▶ What the exercise asks: Copy exactly, and only, the lines from the one with "Enumerate this screenshot's" to the end of the listing; omit pictures.

▶ Data in this exercise:
——

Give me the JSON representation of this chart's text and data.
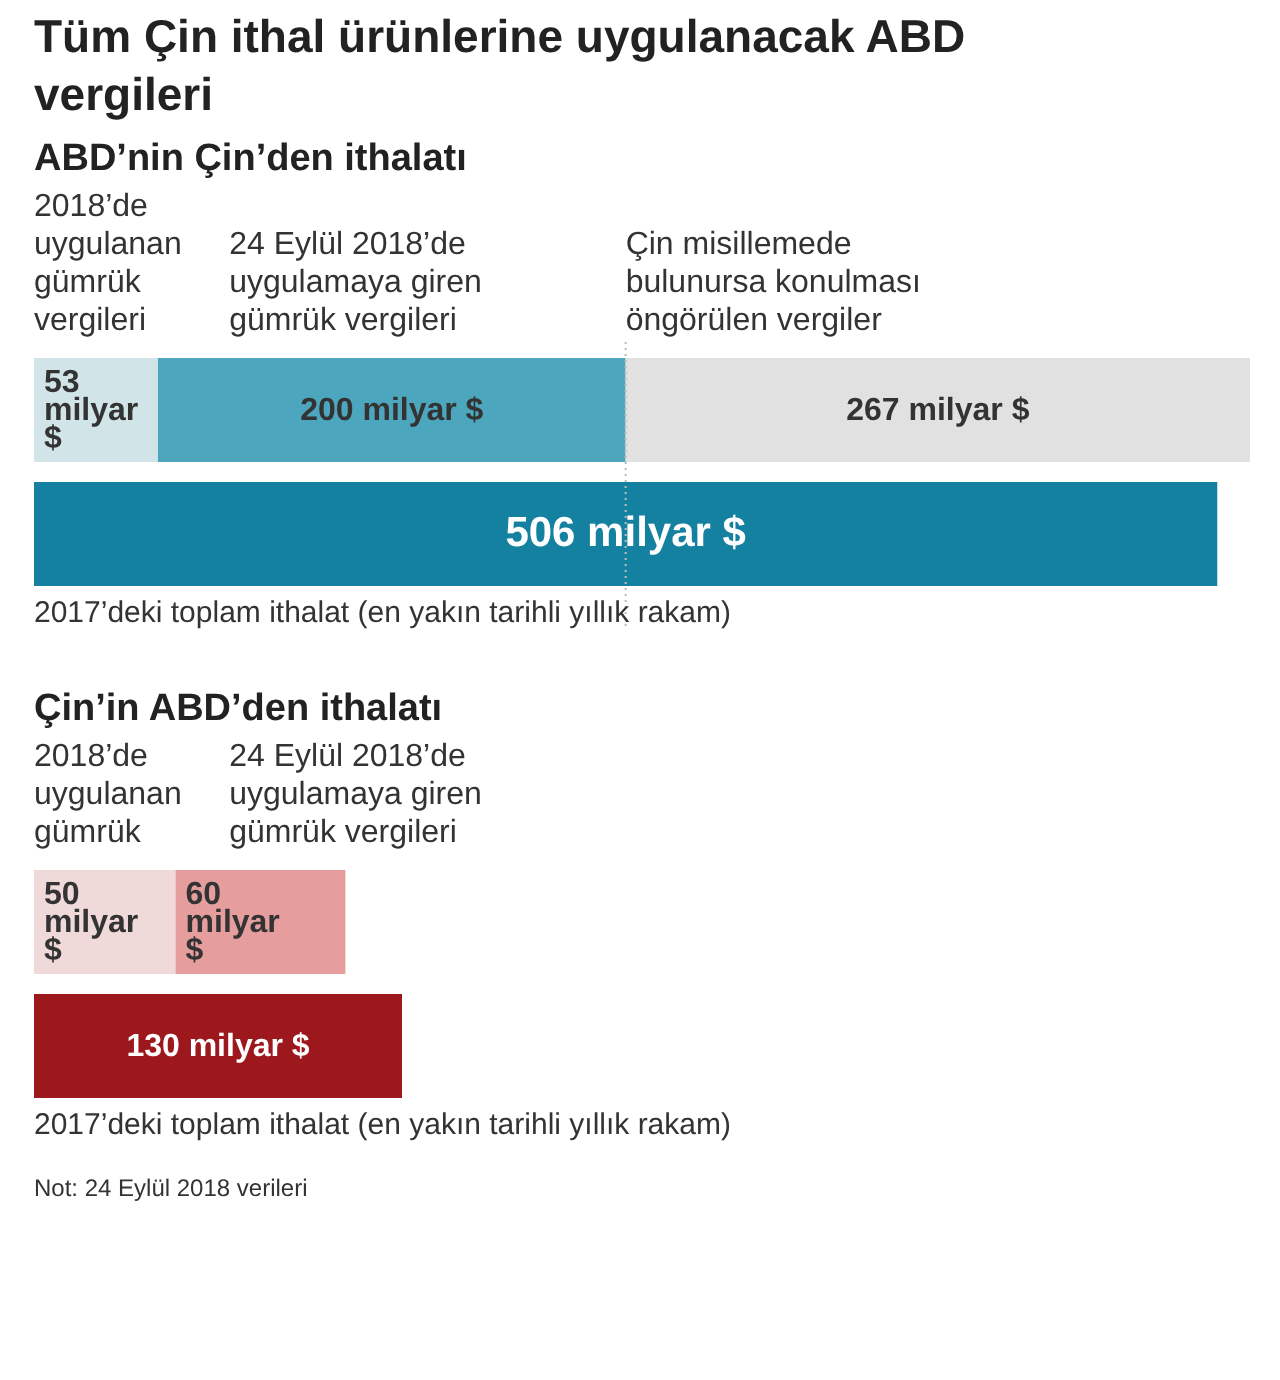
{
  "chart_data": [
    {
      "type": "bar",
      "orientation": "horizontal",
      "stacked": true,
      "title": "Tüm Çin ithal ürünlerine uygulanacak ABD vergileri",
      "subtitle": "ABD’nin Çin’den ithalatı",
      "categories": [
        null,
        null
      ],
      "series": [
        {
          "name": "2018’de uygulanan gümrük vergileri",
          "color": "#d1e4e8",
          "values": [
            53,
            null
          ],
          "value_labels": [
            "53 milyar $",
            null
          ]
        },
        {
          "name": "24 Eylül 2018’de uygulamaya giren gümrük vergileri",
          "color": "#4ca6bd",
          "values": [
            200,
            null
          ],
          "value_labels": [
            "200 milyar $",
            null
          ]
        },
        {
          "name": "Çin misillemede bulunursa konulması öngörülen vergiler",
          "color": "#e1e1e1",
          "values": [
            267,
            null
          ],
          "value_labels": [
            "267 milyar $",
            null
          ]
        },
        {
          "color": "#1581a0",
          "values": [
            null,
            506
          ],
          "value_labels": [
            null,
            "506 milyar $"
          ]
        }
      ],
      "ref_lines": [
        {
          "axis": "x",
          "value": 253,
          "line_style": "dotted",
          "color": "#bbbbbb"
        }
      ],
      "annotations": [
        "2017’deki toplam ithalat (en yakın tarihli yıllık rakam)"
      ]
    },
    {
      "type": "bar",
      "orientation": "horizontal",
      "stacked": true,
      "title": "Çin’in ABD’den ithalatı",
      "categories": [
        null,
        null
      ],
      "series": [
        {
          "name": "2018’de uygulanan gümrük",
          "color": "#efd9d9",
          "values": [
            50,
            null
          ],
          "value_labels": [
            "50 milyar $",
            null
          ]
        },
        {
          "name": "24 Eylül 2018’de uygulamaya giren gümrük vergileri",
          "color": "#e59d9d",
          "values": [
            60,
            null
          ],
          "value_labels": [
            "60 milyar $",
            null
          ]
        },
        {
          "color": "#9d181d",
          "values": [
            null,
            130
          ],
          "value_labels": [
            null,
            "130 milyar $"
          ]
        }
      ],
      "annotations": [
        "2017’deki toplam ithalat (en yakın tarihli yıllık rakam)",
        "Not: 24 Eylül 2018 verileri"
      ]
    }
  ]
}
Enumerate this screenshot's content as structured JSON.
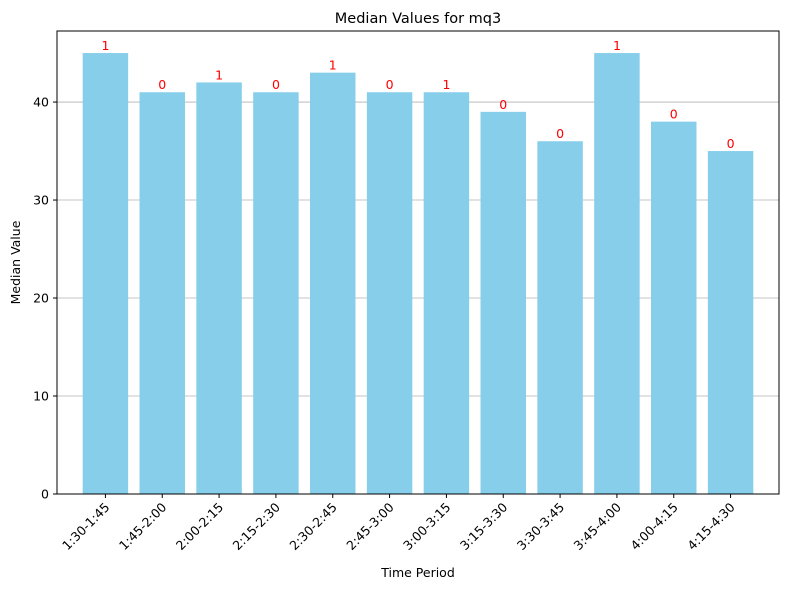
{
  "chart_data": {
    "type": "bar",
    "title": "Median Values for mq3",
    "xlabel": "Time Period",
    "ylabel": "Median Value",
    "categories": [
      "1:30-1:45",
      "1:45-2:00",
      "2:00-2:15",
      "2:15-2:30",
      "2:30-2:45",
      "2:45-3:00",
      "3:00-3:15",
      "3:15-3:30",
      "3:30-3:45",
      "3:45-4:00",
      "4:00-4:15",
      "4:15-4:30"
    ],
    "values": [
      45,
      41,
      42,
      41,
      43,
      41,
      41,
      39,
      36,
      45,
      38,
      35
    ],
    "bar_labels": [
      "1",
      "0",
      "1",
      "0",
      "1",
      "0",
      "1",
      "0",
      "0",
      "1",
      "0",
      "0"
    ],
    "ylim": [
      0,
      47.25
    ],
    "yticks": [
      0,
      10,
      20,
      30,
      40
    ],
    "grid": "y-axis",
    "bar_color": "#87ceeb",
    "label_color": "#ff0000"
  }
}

——

▶ Reply to the task:
Enumerate this screenshot's content as structured JSON.
{
  "chart_data": {
    "type": "bar",
    "title": "Median Values for mq3",
    "xlabel": "Time Period",
    "ylabel": "Median Value",
    "categories": [
      "1:30-1:45",
      "1:45-2:00",
      "2:00-2:15",
      "2:15-2:30",
      "2:30-2:45",
      "2:45-3:00",
      "3:00-3:15",
      "3:15-3:30",
      "3:30-3:45",
      "3:45-4:00",
      "4:00-4:15",
      "4:15-4:30"
    ],
    "values": [
      45,
      41,
      42,
      41,
      43,
      41,
      41,
      39,
      36,
      45,
      38,
      35
    ],
    "bar_labels": [
      "1",
      "0",
      "1",
      "0",
      "1",
      "0",
      "1",
      "0",
      "0",
      "1",
      "0",
      "0"
    ],
    "ylim": [
      0,
      47.25
    ],
    "yticks": [
      0,
      10,
      20,
      30,
      40
    ],
    "grid": "y-axis",
    "bar_color": "#87ceeb",
    "label_color": "#ff0000"
  }
}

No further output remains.